Gather up the lines with the word "name" in them.

········

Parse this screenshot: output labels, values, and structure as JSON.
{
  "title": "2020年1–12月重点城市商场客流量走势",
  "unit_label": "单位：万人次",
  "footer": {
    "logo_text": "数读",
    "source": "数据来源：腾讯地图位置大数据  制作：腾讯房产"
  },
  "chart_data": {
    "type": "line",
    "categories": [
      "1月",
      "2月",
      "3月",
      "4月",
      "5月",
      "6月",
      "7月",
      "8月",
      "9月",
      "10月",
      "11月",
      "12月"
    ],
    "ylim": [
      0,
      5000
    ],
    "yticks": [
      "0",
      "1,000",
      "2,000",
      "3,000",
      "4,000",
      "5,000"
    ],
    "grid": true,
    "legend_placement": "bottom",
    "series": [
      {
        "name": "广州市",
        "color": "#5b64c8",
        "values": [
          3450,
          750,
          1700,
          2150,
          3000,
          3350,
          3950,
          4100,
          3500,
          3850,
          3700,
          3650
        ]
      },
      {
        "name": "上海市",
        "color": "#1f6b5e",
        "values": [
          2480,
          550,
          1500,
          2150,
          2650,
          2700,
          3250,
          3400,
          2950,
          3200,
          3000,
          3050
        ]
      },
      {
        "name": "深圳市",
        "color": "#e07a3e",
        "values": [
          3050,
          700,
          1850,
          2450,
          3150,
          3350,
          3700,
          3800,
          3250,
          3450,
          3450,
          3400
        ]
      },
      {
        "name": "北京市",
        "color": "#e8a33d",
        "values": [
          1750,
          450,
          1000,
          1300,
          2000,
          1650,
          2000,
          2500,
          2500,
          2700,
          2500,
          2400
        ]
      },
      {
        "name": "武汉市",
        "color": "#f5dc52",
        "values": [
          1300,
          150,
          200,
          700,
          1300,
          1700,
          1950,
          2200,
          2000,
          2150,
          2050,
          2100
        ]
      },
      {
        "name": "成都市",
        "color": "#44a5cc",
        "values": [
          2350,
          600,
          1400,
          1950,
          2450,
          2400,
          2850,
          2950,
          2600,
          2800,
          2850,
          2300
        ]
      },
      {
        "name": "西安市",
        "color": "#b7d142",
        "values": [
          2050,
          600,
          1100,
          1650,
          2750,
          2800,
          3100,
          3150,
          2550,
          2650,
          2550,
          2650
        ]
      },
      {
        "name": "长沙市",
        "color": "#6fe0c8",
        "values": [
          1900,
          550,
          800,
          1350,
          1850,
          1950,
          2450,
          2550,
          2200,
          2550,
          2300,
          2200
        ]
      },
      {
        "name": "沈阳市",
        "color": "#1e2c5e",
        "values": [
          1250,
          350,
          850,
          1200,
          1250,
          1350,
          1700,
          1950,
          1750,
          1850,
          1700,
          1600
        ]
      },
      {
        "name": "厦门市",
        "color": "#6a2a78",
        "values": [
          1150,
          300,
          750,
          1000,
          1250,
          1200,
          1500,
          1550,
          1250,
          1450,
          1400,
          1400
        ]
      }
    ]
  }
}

········

● **Exercise response**:
        "name": "广州市",
        "name": "上海市",
        "name": "深圳市",
        "name": "北京市",
        "name": "武汉市",
        "name": "成都市",
        "name": "西安市",
        "name": "长沙市",
        "name": "沈阳市",
        "name": "厦门市",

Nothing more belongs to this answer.